▶ [INSTRUCTIONS FOR THE TASK] From the entries below, extract every line that includes the word "type".

▼

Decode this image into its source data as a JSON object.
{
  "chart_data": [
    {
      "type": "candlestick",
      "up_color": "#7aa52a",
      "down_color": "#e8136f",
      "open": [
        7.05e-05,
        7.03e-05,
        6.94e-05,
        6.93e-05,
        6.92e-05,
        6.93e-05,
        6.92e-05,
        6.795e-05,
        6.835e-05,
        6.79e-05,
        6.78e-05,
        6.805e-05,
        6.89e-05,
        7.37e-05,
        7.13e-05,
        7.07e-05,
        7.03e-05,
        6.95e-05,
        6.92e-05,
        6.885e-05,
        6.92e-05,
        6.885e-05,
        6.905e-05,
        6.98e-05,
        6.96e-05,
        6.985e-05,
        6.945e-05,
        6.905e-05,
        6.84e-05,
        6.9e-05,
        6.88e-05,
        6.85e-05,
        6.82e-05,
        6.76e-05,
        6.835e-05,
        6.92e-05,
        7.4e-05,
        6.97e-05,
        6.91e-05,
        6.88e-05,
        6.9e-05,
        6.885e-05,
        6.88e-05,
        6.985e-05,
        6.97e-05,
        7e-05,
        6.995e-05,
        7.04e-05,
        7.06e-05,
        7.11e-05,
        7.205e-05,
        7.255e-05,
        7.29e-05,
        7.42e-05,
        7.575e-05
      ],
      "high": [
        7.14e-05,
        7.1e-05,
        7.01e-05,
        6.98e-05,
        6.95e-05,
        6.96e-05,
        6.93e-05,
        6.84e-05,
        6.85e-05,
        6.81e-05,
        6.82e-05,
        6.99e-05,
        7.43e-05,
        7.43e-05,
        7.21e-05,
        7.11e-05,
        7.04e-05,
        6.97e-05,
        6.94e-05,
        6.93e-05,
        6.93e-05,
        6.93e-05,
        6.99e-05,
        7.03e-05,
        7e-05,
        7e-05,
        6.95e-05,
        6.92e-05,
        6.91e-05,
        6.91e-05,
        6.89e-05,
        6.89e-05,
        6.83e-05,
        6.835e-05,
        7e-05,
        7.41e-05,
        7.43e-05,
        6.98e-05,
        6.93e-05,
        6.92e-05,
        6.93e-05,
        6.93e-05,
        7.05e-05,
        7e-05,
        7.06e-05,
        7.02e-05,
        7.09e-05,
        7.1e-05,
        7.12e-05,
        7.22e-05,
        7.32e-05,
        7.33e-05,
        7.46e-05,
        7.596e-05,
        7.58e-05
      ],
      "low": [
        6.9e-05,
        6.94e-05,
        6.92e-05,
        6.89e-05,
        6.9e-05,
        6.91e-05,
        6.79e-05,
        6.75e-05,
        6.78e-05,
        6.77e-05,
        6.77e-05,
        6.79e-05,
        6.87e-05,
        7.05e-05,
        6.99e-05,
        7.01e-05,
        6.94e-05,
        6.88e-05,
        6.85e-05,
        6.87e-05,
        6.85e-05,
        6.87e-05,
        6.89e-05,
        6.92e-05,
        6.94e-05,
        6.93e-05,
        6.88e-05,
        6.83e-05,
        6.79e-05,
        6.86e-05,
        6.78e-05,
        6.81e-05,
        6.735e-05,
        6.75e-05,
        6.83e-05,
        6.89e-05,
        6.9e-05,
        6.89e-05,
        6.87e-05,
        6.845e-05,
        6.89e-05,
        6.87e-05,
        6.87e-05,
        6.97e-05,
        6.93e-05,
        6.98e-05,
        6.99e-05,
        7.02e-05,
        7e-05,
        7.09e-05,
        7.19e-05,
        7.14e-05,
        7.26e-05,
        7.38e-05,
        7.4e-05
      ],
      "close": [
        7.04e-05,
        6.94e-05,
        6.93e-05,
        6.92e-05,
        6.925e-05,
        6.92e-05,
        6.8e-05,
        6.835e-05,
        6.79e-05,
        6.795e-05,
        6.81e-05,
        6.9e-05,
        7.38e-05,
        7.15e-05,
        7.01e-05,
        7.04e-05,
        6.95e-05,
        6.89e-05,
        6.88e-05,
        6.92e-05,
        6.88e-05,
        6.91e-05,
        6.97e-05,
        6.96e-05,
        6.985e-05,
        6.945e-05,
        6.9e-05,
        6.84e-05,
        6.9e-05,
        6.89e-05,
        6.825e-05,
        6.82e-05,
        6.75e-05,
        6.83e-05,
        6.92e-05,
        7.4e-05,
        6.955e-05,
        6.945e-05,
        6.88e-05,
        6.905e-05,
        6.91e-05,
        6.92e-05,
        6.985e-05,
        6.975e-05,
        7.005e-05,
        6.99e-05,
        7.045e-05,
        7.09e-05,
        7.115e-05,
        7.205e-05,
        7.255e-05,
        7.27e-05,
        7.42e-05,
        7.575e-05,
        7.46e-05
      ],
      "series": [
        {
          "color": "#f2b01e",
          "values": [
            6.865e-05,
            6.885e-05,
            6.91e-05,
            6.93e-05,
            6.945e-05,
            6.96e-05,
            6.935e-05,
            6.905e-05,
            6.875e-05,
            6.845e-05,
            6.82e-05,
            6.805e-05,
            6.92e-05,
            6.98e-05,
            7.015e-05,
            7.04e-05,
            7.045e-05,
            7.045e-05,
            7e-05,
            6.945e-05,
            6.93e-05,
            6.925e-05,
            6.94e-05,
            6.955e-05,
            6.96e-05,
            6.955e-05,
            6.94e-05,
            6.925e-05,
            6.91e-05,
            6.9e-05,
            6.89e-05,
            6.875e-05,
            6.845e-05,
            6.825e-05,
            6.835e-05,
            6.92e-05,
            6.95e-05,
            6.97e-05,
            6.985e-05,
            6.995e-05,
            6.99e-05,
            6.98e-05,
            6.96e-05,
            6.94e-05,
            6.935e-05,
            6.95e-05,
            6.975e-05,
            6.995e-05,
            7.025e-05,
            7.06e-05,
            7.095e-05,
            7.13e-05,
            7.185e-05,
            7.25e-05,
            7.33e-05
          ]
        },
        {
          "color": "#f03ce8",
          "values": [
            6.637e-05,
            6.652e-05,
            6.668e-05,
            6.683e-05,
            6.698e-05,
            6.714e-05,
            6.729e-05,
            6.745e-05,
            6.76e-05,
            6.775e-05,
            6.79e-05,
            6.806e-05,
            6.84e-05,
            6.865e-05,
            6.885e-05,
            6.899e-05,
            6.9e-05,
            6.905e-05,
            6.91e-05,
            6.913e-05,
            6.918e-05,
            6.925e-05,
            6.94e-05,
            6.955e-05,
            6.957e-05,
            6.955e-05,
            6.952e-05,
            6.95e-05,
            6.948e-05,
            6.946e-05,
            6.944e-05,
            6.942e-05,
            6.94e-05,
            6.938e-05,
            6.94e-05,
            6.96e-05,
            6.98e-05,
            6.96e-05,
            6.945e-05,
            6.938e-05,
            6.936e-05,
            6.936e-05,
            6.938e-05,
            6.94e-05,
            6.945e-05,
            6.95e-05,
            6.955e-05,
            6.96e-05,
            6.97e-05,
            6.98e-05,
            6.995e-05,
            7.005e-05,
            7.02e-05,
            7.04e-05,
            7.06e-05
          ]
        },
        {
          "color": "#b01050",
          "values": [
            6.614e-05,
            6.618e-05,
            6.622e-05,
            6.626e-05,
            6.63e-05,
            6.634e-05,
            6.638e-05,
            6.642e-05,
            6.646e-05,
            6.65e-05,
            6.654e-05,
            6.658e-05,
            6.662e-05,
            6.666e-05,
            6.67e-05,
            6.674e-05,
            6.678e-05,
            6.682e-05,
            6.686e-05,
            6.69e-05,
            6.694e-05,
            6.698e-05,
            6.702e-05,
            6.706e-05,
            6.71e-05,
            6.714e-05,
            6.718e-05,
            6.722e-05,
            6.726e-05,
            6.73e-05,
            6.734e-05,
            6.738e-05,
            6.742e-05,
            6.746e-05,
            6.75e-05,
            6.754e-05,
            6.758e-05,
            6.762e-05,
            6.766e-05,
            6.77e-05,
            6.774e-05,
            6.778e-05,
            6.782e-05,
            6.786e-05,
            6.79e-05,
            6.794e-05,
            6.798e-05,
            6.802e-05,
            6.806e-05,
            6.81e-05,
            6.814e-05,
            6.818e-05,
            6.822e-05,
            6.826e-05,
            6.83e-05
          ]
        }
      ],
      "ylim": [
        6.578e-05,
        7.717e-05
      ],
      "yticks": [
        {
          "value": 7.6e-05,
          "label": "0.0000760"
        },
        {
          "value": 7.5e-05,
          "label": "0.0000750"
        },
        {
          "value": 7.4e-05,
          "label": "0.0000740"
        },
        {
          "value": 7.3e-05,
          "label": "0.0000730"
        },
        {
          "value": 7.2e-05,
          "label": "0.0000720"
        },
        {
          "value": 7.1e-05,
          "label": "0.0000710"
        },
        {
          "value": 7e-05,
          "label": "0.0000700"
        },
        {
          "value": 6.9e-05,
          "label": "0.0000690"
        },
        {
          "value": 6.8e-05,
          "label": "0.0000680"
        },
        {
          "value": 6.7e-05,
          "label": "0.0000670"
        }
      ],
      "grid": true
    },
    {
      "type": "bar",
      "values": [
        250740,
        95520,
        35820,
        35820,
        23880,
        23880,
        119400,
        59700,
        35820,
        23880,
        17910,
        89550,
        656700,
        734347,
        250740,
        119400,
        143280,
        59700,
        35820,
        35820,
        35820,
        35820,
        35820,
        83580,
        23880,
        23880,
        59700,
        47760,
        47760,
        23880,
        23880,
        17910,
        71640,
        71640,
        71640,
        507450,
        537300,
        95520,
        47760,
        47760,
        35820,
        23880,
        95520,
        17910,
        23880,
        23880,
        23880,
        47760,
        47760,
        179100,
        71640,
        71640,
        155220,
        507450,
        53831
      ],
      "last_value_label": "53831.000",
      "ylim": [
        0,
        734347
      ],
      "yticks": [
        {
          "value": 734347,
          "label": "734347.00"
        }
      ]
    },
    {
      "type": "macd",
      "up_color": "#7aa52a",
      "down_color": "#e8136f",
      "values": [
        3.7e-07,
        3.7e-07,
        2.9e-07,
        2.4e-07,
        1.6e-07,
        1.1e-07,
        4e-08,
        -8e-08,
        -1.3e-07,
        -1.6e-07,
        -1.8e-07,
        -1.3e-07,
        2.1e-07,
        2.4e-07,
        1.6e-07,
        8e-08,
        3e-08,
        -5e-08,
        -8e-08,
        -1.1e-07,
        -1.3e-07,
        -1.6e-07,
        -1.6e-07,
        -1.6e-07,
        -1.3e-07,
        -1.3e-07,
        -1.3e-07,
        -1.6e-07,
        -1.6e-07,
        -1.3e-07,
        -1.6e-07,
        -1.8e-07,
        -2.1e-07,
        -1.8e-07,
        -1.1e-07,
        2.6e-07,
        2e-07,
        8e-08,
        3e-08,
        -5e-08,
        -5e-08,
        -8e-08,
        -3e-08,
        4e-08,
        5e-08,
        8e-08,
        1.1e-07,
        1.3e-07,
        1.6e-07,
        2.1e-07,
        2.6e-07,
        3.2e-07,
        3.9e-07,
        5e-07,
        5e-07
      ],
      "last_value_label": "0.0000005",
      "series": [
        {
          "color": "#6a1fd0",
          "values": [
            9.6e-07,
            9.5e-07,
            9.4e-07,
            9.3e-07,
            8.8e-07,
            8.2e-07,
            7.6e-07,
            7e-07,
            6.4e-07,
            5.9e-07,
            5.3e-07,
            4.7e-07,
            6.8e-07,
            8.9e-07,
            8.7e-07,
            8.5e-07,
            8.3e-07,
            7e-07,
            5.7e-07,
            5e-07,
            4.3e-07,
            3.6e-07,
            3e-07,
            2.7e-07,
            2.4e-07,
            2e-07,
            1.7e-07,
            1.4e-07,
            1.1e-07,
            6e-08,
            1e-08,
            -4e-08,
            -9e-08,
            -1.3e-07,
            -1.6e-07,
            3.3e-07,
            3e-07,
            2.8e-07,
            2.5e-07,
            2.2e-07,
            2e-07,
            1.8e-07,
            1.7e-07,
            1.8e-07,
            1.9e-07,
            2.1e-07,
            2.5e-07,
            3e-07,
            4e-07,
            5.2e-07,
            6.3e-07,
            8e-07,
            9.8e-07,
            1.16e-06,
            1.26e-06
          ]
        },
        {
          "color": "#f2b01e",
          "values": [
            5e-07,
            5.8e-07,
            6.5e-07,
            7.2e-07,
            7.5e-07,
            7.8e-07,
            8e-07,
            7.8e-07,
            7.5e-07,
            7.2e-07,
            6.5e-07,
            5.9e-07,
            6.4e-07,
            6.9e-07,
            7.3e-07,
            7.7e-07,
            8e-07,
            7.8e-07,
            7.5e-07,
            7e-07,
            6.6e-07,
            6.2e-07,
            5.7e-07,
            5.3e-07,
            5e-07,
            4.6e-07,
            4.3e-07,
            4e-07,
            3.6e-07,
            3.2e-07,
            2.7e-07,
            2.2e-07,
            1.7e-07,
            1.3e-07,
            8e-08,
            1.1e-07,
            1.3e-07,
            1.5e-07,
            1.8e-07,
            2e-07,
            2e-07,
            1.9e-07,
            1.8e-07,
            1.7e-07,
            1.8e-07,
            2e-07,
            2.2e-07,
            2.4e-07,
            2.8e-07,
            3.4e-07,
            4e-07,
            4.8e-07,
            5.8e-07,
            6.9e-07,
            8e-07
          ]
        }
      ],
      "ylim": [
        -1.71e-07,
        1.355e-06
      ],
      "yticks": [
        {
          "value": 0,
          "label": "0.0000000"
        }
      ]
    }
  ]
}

▲

▶ [THE SOLUTION]
      "type": "candlestick",
      "type": "bar",
      "type": "macd",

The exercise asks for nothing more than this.